The aftermath of the Nepal Earthquake.

The destructive and unpredictable nature of earthquakes can not only wreak havoc on buildings but negatively impact surrounding societies, causing uncertainty and fear. In addition to injuries, organizations and infrastructure may be disrupted. Hence, the long-term repercussions of this are socially, economically and environmentally unsustainable.  This was demonstrated through the Nepal 2015 earthquake. In the 2 year aftermath, less than 5% of the destroyed houses were rebuilt, leaving 800, 000 families to take refuge in temporary shelters. If we understand how to engineer earthquake-safe buildings, we will be able to better resist the inevitable damage brought upon us, which would save lives, infrastructure and organizations, creating a safer society for all to reside in.

To end our science course, we were tasked with designing, building and testing a model that would withstand a major earthquake. To be considered successful, this model:

  • was to be made out of spaghetti and blu-tack
  • had to remain standing after an earthquake, as simulated by the 10-second shake of a table. Ideally, it had to be left undamaged after P Waves, S Waves & Surface Waves.
  • had to be quick and easy to assemble
  • constructed using scissors and a ruler
  • It was required to have
    • a maximum base of 30cm by 30cm
    • a minimum height of 60 cm
    • a 5 cm by 5 cm platform at the top
    • a cost less than $60, where each spaghetti strand or gram of blu-tack costs $1. (This was given twice for the initial prototype and once for the second prototype.)

Concept sketches of our intended model that was unsuccessful.

We first engaged in a 50-minute design sprint, and then researched, created a plan and engineered a model based on this. Throughout the process, we kept in mind the design features that would help improve building resistance. As a result of this, our final model was drastically different.

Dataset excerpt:
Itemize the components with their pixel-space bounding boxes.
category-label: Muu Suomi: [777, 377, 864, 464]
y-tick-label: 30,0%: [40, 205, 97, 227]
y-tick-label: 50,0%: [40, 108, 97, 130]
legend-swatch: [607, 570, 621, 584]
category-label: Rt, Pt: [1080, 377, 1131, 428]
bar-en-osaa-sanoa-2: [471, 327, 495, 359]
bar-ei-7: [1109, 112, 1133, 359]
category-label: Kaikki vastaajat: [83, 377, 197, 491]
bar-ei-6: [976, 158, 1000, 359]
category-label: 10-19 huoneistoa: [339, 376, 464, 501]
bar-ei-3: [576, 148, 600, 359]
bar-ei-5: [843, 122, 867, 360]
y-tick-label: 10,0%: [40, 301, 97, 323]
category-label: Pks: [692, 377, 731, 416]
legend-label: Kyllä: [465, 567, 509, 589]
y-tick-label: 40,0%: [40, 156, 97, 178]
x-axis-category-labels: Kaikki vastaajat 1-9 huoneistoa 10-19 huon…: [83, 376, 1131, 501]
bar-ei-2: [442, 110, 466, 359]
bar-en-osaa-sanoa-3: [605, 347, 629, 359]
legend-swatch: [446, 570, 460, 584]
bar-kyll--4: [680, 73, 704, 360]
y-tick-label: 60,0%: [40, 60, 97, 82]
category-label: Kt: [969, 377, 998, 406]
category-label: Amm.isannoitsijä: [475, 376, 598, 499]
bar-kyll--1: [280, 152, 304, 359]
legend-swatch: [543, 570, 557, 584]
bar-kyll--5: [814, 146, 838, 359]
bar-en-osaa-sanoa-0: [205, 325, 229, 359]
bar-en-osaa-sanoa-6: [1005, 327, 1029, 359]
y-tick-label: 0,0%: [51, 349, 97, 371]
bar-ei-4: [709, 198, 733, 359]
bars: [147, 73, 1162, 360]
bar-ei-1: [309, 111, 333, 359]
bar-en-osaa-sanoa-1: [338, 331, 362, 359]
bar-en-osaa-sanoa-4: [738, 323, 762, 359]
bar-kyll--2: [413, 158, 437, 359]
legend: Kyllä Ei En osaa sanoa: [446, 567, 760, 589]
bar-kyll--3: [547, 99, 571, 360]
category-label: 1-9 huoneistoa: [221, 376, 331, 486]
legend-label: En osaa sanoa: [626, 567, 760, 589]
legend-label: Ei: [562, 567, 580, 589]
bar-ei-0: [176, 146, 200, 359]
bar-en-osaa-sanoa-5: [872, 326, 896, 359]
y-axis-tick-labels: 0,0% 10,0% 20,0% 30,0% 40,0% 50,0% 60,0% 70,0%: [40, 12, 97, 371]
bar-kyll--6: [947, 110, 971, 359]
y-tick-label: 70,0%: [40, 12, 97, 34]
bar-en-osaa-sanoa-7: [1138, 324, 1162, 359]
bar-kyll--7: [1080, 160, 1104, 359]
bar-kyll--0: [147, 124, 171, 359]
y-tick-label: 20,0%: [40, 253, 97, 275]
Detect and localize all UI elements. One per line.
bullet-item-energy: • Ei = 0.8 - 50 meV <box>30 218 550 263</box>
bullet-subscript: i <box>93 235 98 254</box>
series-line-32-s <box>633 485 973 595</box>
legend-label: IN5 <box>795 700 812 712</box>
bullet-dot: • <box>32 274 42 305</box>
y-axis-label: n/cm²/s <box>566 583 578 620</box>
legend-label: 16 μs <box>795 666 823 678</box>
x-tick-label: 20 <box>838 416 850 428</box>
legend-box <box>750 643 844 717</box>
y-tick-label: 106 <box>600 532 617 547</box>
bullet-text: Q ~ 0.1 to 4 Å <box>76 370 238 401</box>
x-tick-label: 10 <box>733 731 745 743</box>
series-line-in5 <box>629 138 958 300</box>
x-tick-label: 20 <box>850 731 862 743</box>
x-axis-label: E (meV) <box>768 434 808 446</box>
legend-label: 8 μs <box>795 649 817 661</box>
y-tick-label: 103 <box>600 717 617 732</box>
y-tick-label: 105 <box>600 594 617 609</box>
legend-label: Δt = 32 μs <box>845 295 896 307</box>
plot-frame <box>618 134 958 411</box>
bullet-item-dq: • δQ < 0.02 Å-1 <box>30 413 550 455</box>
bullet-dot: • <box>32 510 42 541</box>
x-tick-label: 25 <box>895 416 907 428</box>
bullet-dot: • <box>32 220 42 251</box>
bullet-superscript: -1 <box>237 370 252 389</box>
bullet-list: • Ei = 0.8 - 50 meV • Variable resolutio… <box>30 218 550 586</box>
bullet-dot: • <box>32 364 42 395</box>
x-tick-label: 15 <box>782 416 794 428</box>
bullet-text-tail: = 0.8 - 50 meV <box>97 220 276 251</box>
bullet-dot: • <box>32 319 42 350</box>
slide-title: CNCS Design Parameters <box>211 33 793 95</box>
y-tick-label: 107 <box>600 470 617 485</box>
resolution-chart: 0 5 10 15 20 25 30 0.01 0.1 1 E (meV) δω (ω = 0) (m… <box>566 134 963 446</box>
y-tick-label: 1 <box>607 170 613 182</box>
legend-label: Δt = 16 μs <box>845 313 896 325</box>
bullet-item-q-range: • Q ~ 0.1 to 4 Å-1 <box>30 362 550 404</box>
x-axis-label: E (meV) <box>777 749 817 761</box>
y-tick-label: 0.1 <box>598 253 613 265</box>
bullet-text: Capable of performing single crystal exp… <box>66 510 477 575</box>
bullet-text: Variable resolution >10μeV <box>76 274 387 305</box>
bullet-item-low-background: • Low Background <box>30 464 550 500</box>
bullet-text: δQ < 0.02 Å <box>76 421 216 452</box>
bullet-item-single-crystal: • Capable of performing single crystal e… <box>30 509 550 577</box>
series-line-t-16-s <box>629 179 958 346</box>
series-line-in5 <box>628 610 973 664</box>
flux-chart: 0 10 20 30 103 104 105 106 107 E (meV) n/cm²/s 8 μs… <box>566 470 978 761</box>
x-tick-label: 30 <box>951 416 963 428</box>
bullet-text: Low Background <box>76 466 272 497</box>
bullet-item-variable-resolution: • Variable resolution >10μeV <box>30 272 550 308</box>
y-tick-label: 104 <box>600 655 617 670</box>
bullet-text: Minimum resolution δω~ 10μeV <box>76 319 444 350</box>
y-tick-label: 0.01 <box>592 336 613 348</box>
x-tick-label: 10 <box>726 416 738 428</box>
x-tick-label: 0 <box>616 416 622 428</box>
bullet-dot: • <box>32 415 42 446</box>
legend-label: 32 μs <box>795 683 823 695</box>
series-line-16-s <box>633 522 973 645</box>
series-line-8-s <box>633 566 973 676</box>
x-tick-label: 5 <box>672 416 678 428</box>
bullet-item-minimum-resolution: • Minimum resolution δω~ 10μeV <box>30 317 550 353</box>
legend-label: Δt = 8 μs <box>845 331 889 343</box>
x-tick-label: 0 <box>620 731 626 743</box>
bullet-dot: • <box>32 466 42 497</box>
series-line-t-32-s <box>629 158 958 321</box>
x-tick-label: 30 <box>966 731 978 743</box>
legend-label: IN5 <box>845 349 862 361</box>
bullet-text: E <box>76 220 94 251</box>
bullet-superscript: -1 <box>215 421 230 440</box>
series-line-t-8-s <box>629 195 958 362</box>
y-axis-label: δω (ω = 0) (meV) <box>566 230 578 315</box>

_WRITTEN TASKS_:
a: Rewrite the records, from their first line up to and including the line with "y-tick-label: 60,0%: [40, 60, 97, 82]", as a Markdown table with the columns Row and Line, leaving out any blank lines.
b: Extend the account of the spaghetti earthquake model, picking up after its last sentence.

_ANSWERS FOR THE TASKS_:
a:
| Row | Line |
|---|---|
| 1 | Itemize the components with their pixel-space bounding boxes. |
| 2 | category-label: Muu Suomi: [777, 377, 864, 464] |
| 3 | y-tick-label: 30,0%: [40, 205, 97, 227] |
| 4 | y-tick-label: 50,0%: [40, 108, 97, 130] |
| 5 | legend-swatch: [607, 570, 621, 584] |
| 6 | category-label: Rt, Pt: [1080, 377, 1131, 428] |
| 7 | bar-en-osaa-sanoa-2: [471, 327, 495, 359] |
| 8 | bar-ei-7: [1109, 112, 1133, 359] |
| 9 | category-label: Kaikki vastaajat: [83, 377, 197, 491] |
| 10 | bar-ei-6: [976, 158, 1000, 359] |
| 11 | category-label: 10-19 huoneistoa: [339, 376, 464, 501] |
| 12 | bar-ei-3: [576, 148, 600, 359] |
| 13 | bar-ei-5: [843, 122, 867, 360] |
| 14 | y-tick-label: 10,0%: [40, 301, 97, 323] |
| 15 | category-label: Pks: [692, 377, 731, 416] |
| 16 | legend-label: Kyllä: [465, 567, 509, 589] |
| 17 | y-tick-label: 40,0%: [40, 156, 97, 178] |
| 18 | x-axis-category-labels: Kaikki vastaajat 1-9 huoneistoa 10-19 huon…: [83, 376, 1131, 501] |
| 19 | bar-ei-2: [442, 110, 466, 359] |
| 20 | bar-en-osaa-sanoa-3: [605, 347, 629, 359] |
| 21 | legend-swatch: [446, 570, 460, 584] |
| 22 | bar-kyll--4: [680, 73, 704, 360] |
| 23 | y-tick-label: 60,0%: [40, 60, 97, 82] |

b:
While our building was stable, a piece of spaghetti snapped, dislodging others.

Our building was able to withstand all types of waves, however, due to unforeseen circumstances arising from snapped spaghetti, the fragility of the materials and the interactions between the blu-tack and spaghetti, we were forced to alter, adapt and change our plan. This caused us to have a lack of resources as we neared the top of our model, meaning that we missed the height requirement by a few centimetres. However, we learnt that having a top that is flexible and able to sway on a rigid base is not necessarily a negative. Overall, though the building could not be implemented in real life, it fulfilled most requirements, with the exception being the height.

I thought that our research was thorough, however, as it couldn’t perfectly correlate to real life, it was partly for naught. In terms of teamwork, I thought that we collaborated by distributing the work evenly and taking initiative as required.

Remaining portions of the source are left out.